Il decreto rappresenta la prima pronuncia che direttamente concerne l’atto di destinazione.
La fattispecie concreta è la seguente: due comici, già consensualmente separati con accordo omologato, si rivolgono al Tribunale per modificare le condizioni di separazione chiedendo la sostituzione della clausola che prescrive a carico del padre l’obbligo di contribuire al mantenimento dei figli minori mediante il versamento alla madre affidataria di un assegno mensile con il trasferimento alla stessa della quota di ½ di determinati beni immobili.
Il Tribunale osserva tuttavia che la modifica proposta non risulta rispondente all’interesse della prole: l’obbligo di mantenimento dei figli verrebbe ad essere sostituito con il trasferimento di immobili alla madre affidataria senza alcuna garanzia in ordine alla destinazioni dei cespiti e dei loro frutti al mantenimento dei figli stessi.
I giudici suggeriscono pertanto ai coniugi il ricorso all’atto di destinazione e l’apposizione del relativo vincolo sugli immobili trasferendi, al fine di sottrarre gli stessi alla libera disponibilità della madre e vincolati alla realizzazione dell’interesse della prole.

| Compito assegnato |
Si riformuli in modo più conciso il paragrafo del testo sull'atto di destinazione che inizia con «Il Tribunale osserva tuttavia», conservandone i fatti principali. L'elenco riportato di seguito non ha alcuna attinenza con il testo sull'atto di destinazione.

| Voci elencate |
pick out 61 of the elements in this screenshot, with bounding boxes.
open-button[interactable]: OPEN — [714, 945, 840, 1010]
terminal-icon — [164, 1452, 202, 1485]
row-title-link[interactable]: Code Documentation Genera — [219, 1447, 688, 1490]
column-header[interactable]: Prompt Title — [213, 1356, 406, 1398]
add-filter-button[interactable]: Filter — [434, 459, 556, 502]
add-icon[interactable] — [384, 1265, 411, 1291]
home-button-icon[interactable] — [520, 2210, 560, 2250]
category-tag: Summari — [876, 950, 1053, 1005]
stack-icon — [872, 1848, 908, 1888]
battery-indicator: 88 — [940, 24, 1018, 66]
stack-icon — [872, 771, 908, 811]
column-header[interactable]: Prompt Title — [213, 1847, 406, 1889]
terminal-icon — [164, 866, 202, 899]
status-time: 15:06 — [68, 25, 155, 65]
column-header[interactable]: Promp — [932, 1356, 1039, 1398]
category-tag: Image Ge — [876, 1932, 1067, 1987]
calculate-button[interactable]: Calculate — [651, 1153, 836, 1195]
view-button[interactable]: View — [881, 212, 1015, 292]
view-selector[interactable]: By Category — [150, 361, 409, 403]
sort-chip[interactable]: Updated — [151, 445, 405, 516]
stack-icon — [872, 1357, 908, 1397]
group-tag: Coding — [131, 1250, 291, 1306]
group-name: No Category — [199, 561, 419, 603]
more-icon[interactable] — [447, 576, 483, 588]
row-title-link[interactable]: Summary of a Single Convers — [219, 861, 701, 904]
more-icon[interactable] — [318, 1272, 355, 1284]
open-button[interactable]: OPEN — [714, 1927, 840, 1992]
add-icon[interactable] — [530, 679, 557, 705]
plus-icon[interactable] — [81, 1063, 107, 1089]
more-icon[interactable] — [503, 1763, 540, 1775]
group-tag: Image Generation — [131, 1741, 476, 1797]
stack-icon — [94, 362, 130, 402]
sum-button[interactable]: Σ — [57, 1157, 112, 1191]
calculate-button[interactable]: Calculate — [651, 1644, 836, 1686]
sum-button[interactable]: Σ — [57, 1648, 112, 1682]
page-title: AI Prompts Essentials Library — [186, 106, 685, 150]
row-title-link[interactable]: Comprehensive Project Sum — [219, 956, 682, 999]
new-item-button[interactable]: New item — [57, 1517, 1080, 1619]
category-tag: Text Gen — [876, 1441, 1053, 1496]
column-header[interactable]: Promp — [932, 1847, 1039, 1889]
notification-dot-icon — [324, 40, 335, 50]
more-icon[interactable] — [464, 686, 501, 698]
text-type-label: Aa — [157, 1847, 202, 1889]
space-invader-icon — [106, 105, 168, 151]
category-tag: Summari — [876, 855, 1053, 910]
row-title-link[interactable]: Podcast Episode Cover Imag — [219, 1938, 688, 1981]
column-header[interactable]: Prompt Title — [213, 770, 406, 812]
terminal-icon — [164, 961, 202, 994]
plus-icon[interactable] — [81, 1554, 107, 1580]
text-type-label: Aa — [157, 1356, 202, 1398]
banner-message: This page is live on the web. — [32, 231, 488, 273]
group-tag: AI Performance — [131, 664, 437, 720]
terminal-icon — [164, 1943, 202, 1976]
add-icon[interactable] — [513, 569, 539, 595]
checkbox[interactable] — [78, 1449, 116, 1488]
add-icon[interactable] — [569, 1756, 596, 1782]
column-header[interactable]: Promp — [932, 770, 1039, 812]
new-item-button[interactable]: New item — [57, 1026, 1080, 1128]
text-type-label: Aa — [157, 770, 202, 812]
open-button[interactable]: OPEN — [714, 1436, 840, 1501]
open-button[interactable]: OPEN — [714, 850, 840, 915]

| Risultato del compito |
Per il Tribunale la modifica proposta non risponde all'interesse dei figli: sostituire l'obbligo di mantenimento con il trasferimento di immobili alla madre affidataria non offrirebbe alcuna garanzia che quei beni e i loro frutti siano destinati al mantenimento dei figli.